Stated exercise: Write out the full set of records exactly. Any pictures in them do not belong in the copy.

[Dataset entries]
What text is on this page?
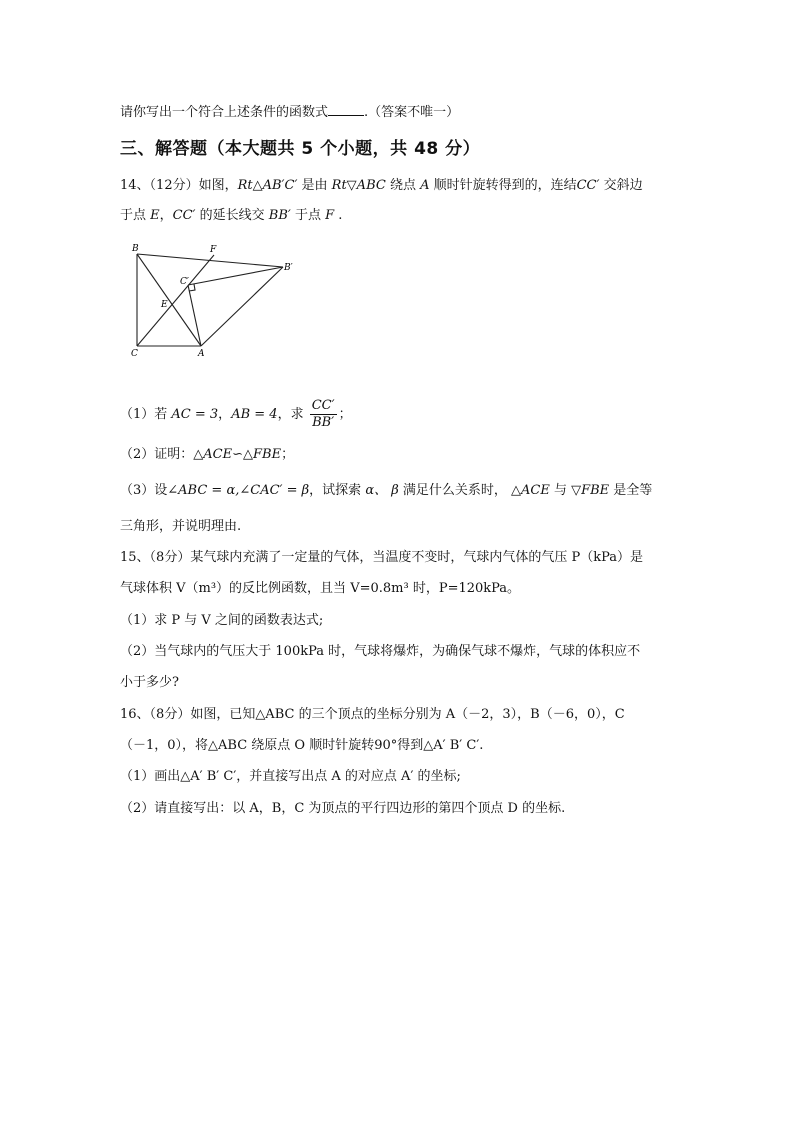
请你写出一个符合上述条件的函数式	.（答案不唯一）
三、解答题（本大题共 5 个小题，共 48 分）
14、（12分）如图，Rt△AB′C′ 是由 Rt▽ABC 绕点 A 顺时针旋转得到的，连结CC′ 交斜边
于点 E，CC′ 的延长线交 BB′ 于点 F .
B	F
B′
C′
E
C	A
（1）若 AC = 3，AB = 4，求 $\frac{CC'}{BB'}$ ；
（2）证明：△ACE∽△FBE；
（3）设∠ABC = α,∠CAC′ = β，试探索 α、 β 满足什么关系时， △ACE 与 ▽FBE 是全等
三角形，并说明理由.
15、（8分）某气球内充满了一定量的气体，当温度不变时，气球内气体的气压 P（kPa）是
气球体积 V（m³）的反比例函数，且当 V=0.8m³ 时，P=120kPa。
（1）求 P 与 V 之间的函数表达式;
（2）当气球内的气压大于 100kPa 时，气球将爆炸，为确保气球不爆炸，气球的体积应不
小于多少?
16、（8分）如图，已知△ABC 的三个顶点的坐标分别为 A（－2，3），B（－6，0），C
（－1，0），将△ABC 绕原点 O 顺时针旋转90°得到△A′ B′ C′.
（1）画出△A′ B′ C′，并直接写出点 A 的对应点 A′ 的坐标;
（2）请直接写出：以 A，B，C 为顶点的平行四边形的第四个顶点 D 的坐标.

Right answer:
What text is on this page?
请你写出一个符合上述条件的函数式	.（答案不唯一）
三、解答题（本大题共 5 个小题，共 48 分）
14、（12分）如图，Rt△AB′C′ 是由 Rt▽ABC 绕点 A 顺时针旋转得到的，连结CC′ 交斜边
于点 E，CC′ 的延长线交 BB′ 于点 F .
B	F
B′
C′
E
C	A
（1）若 AC = 3，AB = 4，求 $\frac{CC'}{BB'}$ ；
（2）证明：△ACE∽△FBE；
（3）设∠ABC = α,∠CAC′ = β，试探索 α、 β 满足什么关系时， △ACE 与 ▽FBE 是全等
三角形，并说明理由.
15、（8分）某气球内充满了一定量的气体，当温度不变时，气球内气体的气压 P（kPa）是
气球体积 V（m³）的反比例函数，且当 V=0.8m³ 时，P=120kPa。
（1）求 P 与 V 之间的函数表达式;
（2）当气球内的气压大于 100kPa 时，气球将爆炸，为确保气球不爆炸，气球的体积应不
小于多少?
16、（8分）如图，已知△ABC 的三个顶点的坐标分别为 A（－2，3），B（－6，0），C
（－1，0），将△ABC 绕原点 O 顺时针旋转90°得到△A′ B′ C′.
（1）画出△A′ B′ C′，并直接写出点 A 的对应点 A′ 的坐标;
（2）请直接写出：以 A，B，C 为顶点的平行四边形的第四个顶点 D 的坐标.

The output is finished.